- Written request
Read the data and repeat it in full, exactly.
***
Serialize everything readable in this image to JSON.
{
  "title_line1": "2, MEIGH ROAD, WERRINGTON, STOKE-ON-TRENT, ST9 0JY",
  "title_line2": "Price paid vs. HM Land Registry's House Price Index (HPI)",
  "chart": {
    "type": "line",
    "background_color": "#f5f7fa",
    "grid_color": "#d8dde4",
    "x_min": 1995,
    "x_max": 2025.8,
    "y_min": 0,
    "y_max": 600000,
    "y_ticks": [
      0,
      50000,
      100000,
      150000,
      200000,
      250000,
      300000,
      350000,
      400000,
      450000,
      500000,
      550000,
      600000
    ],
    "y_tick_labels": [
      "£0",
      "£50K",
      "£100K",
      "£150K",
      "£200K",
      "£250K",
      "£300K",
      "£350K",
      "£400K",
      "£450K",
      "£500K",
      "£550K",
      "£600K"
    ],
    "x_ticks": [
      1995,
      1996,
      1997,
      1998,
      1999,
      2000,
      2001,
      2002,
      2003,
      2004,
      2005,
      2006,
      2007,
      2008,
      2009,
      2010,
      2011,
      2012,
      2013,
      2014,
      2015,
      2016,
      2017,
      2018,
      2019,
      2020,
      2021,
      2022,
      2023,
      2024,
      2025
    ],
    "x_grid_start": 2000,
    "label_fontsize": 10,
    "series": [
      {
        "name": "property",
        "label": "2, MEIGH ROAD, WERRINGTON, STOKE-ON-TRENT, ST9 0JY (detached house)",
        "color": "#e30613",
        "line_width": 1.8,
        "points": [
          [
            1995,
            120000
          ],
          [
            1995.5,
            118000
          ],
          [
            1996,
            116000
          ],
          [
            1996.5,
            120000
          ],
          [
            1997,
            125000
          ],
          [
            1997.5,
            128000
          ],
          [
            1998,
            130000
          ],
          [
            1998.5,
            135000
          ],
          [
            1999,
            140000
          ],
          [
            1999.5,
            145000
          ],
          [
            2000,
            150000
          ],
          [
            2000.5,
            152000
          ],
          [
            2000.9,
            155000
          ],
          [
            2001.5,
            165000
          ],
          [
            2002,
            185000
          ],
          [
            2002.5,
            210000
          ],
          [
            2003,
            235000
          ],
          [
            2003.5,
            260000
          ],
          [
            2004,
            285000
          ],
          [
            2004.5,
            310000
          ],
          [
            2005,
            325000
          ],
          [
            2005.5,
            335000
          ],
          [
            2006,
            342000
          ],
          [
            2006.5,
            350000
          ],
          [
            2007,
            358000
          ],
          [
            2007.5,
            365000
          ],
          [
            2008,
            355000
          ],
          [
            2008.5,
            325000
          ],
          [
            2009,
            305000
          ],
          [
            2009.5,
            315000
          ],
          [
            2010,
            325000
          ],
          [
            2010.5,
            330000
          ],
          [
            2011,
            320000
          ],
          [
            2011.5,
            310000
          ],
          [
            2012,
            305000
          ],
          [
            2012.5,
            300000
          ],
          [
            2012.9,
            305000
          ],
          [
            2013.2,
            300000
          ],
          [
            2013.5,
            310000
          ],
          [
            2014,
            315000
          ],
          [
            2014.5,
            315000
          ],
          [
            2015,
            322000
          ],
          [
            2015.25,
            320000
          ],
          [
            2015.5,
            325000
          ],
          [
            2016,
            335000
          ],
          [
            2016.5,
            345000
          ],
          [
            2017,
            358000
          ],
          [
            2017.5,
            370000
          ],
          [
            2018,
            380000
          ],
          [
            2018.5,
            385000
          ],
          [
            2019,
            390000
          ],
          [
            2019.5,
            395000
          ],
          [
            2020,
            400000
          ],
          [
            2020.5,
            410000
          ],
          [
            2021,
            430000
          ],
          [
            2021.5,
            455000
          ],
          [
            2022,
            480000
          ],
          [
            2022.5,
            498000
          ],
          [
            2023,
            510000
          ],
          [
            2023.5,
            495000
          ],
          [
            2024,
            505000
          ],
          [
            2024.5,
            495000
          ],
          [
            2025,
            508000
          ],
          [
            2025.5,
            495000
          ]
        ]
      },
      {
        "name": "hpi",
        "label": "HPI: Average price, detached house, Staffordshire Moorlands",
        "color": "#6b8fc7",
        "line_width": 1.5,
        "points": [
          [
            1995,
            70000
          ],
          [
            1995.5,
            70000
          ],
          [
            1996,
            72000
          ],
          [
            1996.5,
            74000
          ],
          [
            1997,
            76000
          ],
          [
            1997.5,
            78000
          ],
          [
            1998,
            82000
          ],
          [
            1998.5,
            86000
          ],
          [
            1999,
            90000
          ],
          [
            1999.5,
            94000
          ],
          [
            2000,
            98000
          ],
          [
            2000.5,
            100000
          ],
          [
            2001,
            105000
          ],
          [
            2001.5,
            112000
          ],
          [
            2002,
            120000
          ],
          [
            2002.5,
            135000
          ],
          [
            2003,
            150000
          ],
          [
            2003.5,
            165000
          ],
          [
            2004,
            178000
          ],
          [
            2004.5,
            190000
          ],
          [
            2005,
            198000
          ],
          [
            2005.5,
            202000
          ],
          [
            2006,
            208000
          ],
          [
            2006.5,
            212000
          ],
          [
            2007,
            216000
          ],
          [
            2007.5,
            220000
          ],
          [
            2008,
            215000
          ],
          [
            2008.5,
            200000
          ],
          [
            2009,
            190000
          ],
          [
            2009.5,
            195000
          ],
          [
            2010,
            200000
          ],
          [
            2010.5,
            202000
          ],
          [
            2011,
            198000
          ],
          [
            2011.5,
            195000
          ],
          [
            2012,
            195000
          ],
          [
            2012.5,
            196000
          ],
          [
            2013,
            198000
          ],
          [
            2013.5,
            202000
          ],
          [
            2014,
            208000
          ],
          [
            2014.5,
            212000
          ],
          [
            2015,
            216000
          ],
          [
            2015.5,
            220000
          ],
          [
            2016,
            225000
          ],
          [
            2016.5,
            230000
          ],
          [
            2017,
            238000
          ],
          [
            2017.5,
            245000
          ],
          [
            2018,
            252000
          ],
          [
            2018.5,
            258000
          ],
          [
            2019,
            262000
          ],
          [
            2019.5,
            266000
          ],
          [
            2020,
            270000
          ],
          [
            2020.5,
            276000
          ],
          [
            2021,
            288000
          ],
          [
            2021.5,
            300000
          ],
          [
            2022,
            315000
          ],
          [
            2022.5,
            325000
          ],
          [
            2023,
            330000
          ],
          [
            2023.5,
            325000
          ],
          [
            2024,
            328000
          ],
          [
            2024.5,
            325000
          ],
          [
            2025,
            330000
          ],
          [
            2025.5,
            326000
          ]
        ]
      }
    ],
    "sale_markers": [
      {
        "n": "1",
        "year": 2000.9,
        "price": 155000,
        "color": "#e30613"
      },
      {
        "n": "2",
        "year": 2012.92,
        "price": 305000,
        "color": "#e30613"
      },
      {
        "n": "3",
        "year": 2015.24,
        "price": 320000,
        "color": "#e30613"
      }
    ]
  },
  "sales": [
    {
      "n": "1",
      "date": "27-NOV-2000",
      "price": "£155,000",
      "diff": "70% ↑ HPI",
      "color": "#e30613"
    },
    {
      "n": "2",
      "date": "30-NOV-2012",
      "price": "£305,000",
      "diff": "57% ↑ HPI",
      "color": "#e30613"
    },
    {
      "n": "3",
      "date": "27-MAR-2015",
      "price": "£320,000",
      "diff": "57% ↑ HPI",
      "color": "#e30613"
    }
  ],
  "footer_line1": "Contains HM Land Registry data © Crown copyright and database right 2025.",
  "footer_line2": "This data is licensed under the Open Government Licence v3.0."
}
***
- Task result
Serialize everything readable in this image to JSON.
{
  "title_line1": "2, MEIGH ROAD, WERRINGTON, STOKE-ON-TRENT, ST9 0JY",
  "title_line2": "Price paid vs. HM Land Registry's House Price Index (HPI)",
  "chart": {
    "type": "line",
    "background_color": "#f5f7fa",
    "grid_color": "#d8dde4",
    "x_min": 1995,
    "x_max": 2025.8,
    "y_min": 0,
    "y_max": 600000,
    "y_ticks": [
      0,
      50000,
      100000,
      150000,
      200000,
      250000,
      300000,
      350000,
      400000,
      450000,
      500000,
      550000,
      600000
    ],
    "y_tick_labels": [
      "£0",
      "£50K",
      "£100K",
      "£150K",
      "£200K",
      "£250K",
      "£300K",
      "£350K",
      "£400K",
      "£450K",
      "£500K",
      "£550K",
      "£600K"
    ],
    "x_ticks": [
      1995,
      1996,
      1997,
      1998,
      1999,
      2000,
      2001,
      2002,
      2003,
      2004,
      2005,
      2006,
      2007,
      2008,
      2009,
      2010,
      2011,
      2012,
      2013,
      2014,
      2015,
      2016,
      2017,
      2018,
      2019,
      2020,
      2021,
      2022,
      2023,
      2024,
      2025
    ],
    "x_grid_start": 2000,
    "label_fontsize": 10,
    "series": [
      {
        "name": "property",
        "label": "2, MEIGH ROAD, WERRINGTON, STOKE-ON-TRENT, ST9 0JY (detached house)",
        "color": "#e30613",
        "line_width": 1.8,
        "points": [
          [
            1995,
            120000
          ],
          [
            1995.5,
            118000
          ],
          [
            1996,
            116000
          ],
          [
            1996.5,
            120000
          ],
          [
            1997,
            125000
          ],
          [
            1997.5,
            128000
          ],
          [
            1998,
            130000
          ],
          [
            1998.5,
            135000
          ],
          [
            1999,
            140000
          ],
          [
            1999.5,
            145000
          ],
          [
            2000,
            150000
          ],
          [
            2000.5,
            152000
          ],
          [
            2000.9,
            155000
          ],
          [
            2001.5,
            165000
          ],
          [
            2002,
            185000
          ],
          [
            2002.5,
            210000
          ],
          [
            2003,
            235000
          ],
          [
            2003.5,
            260000
          ],
          [
            2004,
            285000
          ],
          [
            2004.5,
            310000
          ],
          [
            2005,
            325000
          ],
          [
            2005.5,
            335000
          ],
          [
            2006,
            342000
          ],
          [
            2006.5,
            350000
          ],
          [
            2007,
            358000
          ],
          [
            2007.5,
            365000
          ],
          [
            2008,
            355000
          ],
          [
            2008.5,
            325000
          ],
          [
            2009,
            305000
          ],
          [
            2009.5,
            315000
          ],
          [
            2010,
            325000
          ],
          [
            2010.5,
            330000
          ],
          [
            2011,
            320000
          ],
          [
            2011.5,
            310000
          ],
          [
            2012,
            305000
          ],
          [
            2012.5,
            300000
          ],
          [
            2012.9,
            305000
          ],
          [
            2013.2,
            300000
          ],
          [
            2013.5,
            310000
          ],
          [
            2014,
            315000
          ],
          [
            2014.5,
            315000
          ],
          [
            2015,
            322000
          ],
          [
            2015.25,
            320000
          ],
          [
            2015.5,
            325000
          ],
          [
            2016,
            335000
          ],
          [
            2016.5,
            345000
          ],
          [
            2017,
            358000
          ],
          [
            2017.5,
            370000
          ],
          [
            2018,
            380000
          ],
          [
            2018.5,
            385000
          ],
          [
            2019,
            390000
          ],
          [
            2019.5,
            395000
          ],
          [
            2020,
            400000
          ],
          [
            2020.5,
            410000
          ],
          [
            2021,
            430000
          ],
          [
            2021.5,
            455000
          ],
          [
            2022,
            480000
          ],
          [
            2022.5,
            498000
          ],
          [
            2023,
            510000
          ],
          [
            2023.5,
            495000
          ],
          [
            2024,
            505000
          ],
          [
            2024.5,
            495000
          ],
          [
            2025,
            508000
          ],
          [
            2025.5,
            495000
          ]
        ]
      },
      {
        "name": "hpi",
        "label": "HPI: Average price, detached house, Staffordshire Moorlands",
        "color": "#6b8fc7",
        "line_width": 1.5,
        "points": [
          [
            1995,
            70000
          ],
          [
            1995.5,
            70000
          ],
          [
            1996,
            72000
          ],
          [
            1996.5,
            74000
          ],
          [
            1997,
            76000
          ],
          [
            1997.5,
            78000
          ],
          [
            1998,
            82000
          ],
          [
            1998.5,
            86000
          ],
          [
            1999,
            90000
          ],
          [
            1999.5,
            94000
          ],
          [
            2000,
            98000
          ],
          [
            2000.5,
            100000
          ],
          [
            2001,
            105000
          ],
          [
            2001.5,
            112000
          ],
          [
            2002,
            120000
          ],
          [
            2002.5,
            135000
          ],
          [
            2003,
            150000
          ],
          [
            2003.5,
            165000
          ],
          [
            2004,
            178000
          ],
          [
            2004.5,
            190000
          ],
          [
            2005,
            198000
          ],
          [
            2005.5,
            202000
          ],
          [
            2006,
            208000
          ],
          [
            2006.5,
            212000
          ],
          [
            2007,
            216000
          ],
          [
            2007.5,
            220000
          ],
          [
            2008,
            215000
          ],
          [
            2008.5,
            200000
          ],
          [
            2009,
            190000
          ],
          [
            2009.5,
            195000
          ],
          [
            2010,
            200000
          ],
          [
            2010.5,
            202000
          ],
          [
            2011,
            198000
          ],
          [
            2011.5,
            195000
          ],
          [
            2012,
            195000
          ],
          [
            2012.5,
            196000
          ],
          [
            2013,
            198000
          ],
          [
            2013.5,
            202000
          ],
          [
            2014,
            208000
          ],
          [
            2014.5,
            212000
          ],
          [
            2015,
            216000
          ],
          [
            2015.5,
            220000
          ],
          [
            2016,
            225000
          ],
          [
            2016.5,
            230000
          ],
          [
            2017,
            238000
          ],
          [
            2017.5,
            245000
          ],
          [
            2018,
            252000
          ],
          [
            2018.5,
            258000
          ],
          [
            2019,
            262000
          ],
          [
            2019.5,
            266000
          ],
          [
            2020,
            270000
          ],
          [
            2020.5,
            276000
          ],
          [
            2021,
            288000
          ],
          [
            2021.5,
            300000
          ],
          [
            2022,
            315000
          ],
          [
            2022.5,
            325000
          ],
          [
            2023,
            330000
          ],
          [
            2023.5,
            325000
          ],
          [
            2024,
            328000
          ],
          [
            2024.5,
            325000
          ],
          [
            2025,
            330000
          ],
          [
            2025.5,
            326000
          ]
        ]
      }
    ],
    "sale_markers": [
      {
        "n": "1",
        "year": 2000.9,
        "price": 155000,
        "color": "#e30613"
      },
      {
        "n": "2",
        "year": 2012.92,
        "price": 305000,
        "color": "#e30613"
      },
      {
        "n": "3",
        "year": 2015.24,
        "price": 320000,
        "color": "#e30613"
      }
    ]
  },
  "sales": [
    {
      "n": "1",
      "date": "27-NOV-2000",
      "price": "£155,000",
      "diff": "70% ↑ HPI",
      "color": "#e30613"
    },
    {
      "n": "2",
      "date": "30-NOV-2012",
      "price": "£305,000",
      "diff": "57% ↑ HPI",
      "color": "#e30613"
    },
    {
      "n": "3",
      "date": "27-MAR-2015",
      "price": "£320,000",
      "diff": "57% ↑ HPI",
      "color": "#e30613"
    }
  ],
  "footer_line1": "Contains HM Land Registry data © Crown copyright and database right 2025.",
  "footer_line2": "This data is licensed under the Open Government Licence v3.0."
}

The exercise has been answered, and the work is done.